Fried Rice

14 ingredients
15 steps

Ingredients

  • 8 dried shiitake mushrooms
  • 3 tablespoons peanut oil
  • 2 large eggs, lightly beaten with a pinch of kosher salt
  • 4 scallions (white and green), thinly sliced
  • 1/4 cup minced carrot
  • 1 large clove garlic, minced
  • Pinch red chile flakes
  • 1 teaspoon minced peeled fresh ginger
  • 2 tablespoons soy sauce
  • 1 teaspoon toasted sesame oil
  • 3 cups cooked long-grain rice
  • 1 cup cooked meat cut in 1/2-inch cubes, such as pork, ham, beef, or chicken
  • 1/2 cup frozen peas, defrosted in a strainer at room temperature
  • Copyright 2001 Television Food Network, G.P. All rights reserved.

Directions

  1. 1
    Put the mushrooms in a small bowl and cover with boiling water and soak until re-hydrated, about 20 minutes.

• Exercise
Copy out the fried rice recipe above word for word, leaving nothing out and changing nothing.

• Rows
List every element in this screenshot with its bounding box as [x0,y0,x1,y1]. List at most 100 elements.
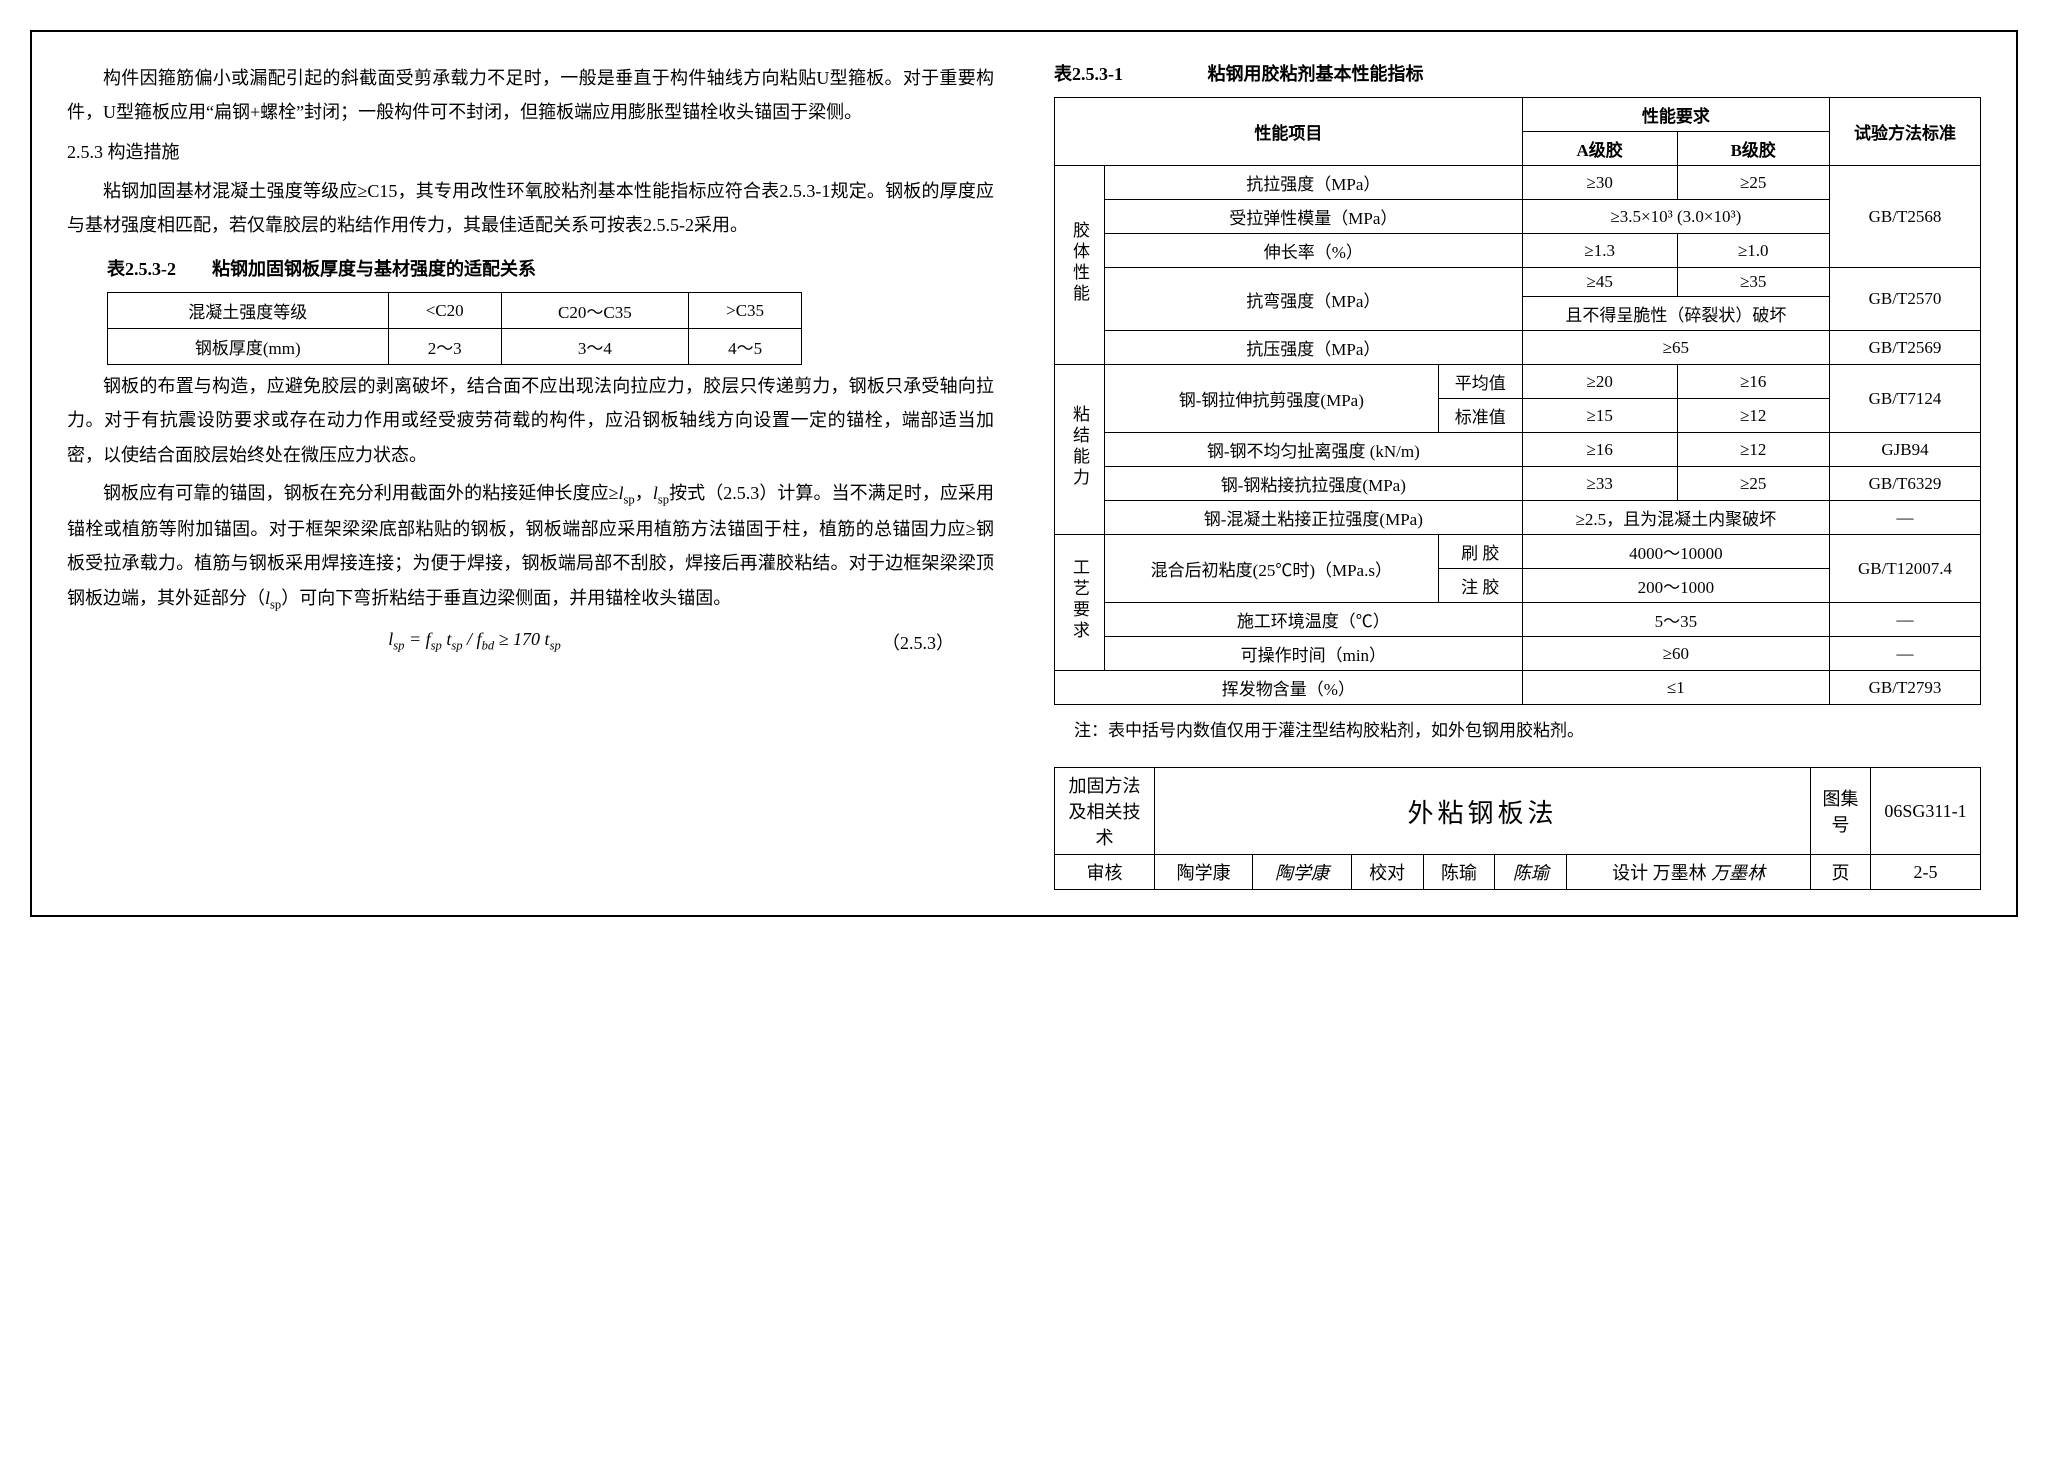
...
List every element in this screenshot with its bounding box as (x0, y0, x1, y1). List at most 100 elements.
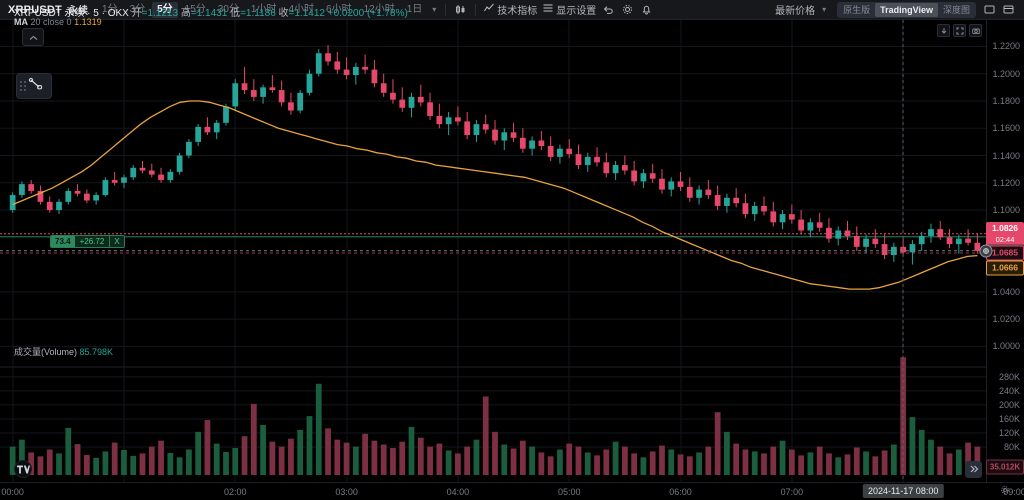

• Response to the exercise
Fried Rice

14 ingredients
15 steps

Ingredients

  • 8 dried shiitake mushrooms
  • 3 tablespoons peanut oil
  • 2 large eggs, lightly beaten with a pinch of kosher salt
  • 4 scallions (white and green), thinly sliced
  • 1/4 cup minced carrot
  • 1 large clove garlic, minced
  • Pinch red chile flakes
  • 1 teaspoon minced peeled fresh ginger
  • 2 tablespoons soy sauce
  • 1 teaspoon toasted sesame oil
  • 3 cups cooked long-grain rice
  • 1 cup cooked meat cut in 1/2-inch cubes, such as pork, ham, beef, or chicken
  • 1/2 cup frozen peas, defrosted in a strainer at room temperature
  • Copyright 2001 Television Food Network, G.P. All rights reserved.

Directions

  1. 1
    Put the mushrooms in a small bowl and cover with boiling water and soak until re-hydrated, about 20 minutes.